═══ Records for this task

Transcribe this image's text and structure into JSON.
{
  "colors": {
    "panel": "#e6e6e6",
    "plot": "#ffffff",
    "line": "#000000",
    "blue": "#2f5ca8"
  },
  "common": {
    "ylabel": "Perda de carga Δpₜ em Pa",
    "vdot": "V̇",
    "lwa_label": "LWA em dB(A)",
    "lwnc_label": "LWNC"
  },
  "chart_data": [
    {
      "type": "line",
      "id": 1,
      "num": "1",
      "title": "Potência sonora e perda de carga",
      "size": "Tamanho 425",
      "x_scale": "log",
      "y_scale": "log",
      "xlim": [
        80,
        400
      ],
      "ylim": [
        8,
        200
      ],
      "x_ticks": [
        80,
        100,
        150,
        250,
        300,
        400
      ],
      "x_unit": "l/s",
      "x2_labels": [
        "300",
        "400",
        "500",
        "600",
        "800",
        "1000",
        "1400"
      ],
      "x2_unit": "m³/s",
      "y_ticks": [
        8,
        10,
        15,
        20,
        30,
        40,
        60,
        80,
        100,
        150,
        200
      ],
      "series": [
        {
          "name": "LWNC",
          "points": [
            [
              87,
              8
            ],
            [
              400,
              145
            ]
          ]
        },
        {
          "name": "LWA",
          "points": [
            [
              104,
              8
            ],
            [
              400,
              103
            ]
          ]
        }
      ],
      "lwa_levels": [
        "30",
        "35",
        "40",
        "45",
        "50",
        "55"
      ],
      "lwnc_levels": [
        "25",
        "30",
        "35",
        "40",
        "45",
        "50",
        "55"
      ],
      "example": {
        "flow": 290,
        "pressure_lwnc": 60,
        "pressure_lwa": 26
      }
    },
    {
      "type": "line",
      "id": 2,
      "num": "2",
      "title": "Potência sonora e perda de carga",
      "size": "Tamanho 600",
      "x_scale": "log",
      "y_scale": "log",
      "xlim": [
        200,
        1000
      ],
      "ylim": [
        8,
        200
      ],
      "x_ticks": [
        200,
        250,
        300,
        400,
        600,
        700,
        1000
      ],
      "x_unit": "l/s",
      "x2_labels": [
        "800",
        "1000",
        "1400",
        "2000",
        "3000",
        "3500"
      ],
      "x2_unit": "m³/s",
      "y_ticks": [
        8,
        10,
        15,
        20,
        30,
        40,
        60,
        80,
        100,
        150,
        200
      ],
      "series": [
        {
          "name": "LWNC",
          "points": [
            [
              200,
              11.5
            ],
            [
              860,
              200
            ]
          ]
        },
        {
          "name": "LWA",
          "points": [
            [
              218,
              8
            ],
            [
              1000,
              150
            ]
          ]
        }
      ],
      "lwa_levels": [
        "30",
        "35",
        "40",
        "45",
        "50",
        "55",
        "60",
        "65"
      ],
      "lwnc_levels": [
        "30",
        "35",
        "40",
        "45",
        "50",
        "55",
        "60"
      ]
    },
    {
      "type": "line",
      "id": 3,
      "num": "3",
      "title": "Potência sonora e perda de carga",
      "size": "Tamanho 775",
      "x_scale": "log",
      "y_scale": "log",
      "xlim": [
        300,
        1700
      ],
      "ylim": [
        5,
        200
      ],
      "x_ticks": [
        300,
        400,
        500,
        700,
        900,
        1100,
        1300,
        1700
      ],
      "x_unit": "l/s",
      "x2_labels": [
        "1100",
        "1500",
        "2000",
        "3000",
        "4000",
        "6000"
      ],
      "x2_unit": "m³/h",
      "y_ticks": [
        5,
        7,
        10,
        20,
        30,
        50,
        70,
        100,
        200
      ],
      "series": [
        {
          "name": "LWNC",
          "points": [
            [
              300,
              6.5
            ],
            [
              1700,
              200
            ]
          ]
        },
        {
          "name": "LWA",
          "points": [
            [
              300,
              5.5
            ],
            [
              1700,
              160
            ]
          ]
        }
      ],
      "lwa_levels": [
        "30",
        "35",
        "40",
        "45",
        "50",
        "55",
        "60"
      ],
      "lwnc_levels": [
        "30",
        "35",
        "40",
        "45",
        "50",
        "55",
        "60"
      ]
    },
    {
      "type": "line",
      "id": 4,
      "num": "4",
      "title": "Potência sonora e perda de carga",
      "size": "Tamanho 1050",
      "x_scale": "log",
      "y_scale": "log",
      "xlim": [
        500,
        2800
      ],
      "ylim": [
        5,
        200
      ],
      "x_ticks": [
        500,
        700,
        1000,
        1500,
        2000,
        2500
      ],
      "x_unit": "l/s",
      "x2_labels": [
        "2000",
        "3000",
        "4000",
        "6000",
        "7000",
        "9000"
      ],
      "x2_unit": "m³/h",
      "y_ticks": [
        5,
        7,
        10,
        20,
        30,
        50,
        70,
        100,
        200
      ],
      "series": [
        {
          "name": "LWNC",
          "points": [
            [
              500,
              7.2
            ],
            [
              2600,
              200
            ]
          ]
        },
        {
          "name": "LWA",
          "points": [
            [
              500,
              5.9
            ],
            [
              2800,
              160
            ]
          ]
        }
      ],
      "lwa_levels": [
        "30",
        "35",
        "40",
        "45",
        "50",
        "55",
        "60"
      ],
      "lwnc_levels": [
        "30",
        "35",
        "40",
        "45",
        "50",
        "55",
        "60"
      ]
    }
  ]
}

══════

Show each line in the entries that holds the string "Tamanho".

**Solution to the exercise:**
      "size": "Tamanho 425",
      "size": "Tamanho 600",
      "size": "Tamanho 775",
      "size": "Tamanho 1050",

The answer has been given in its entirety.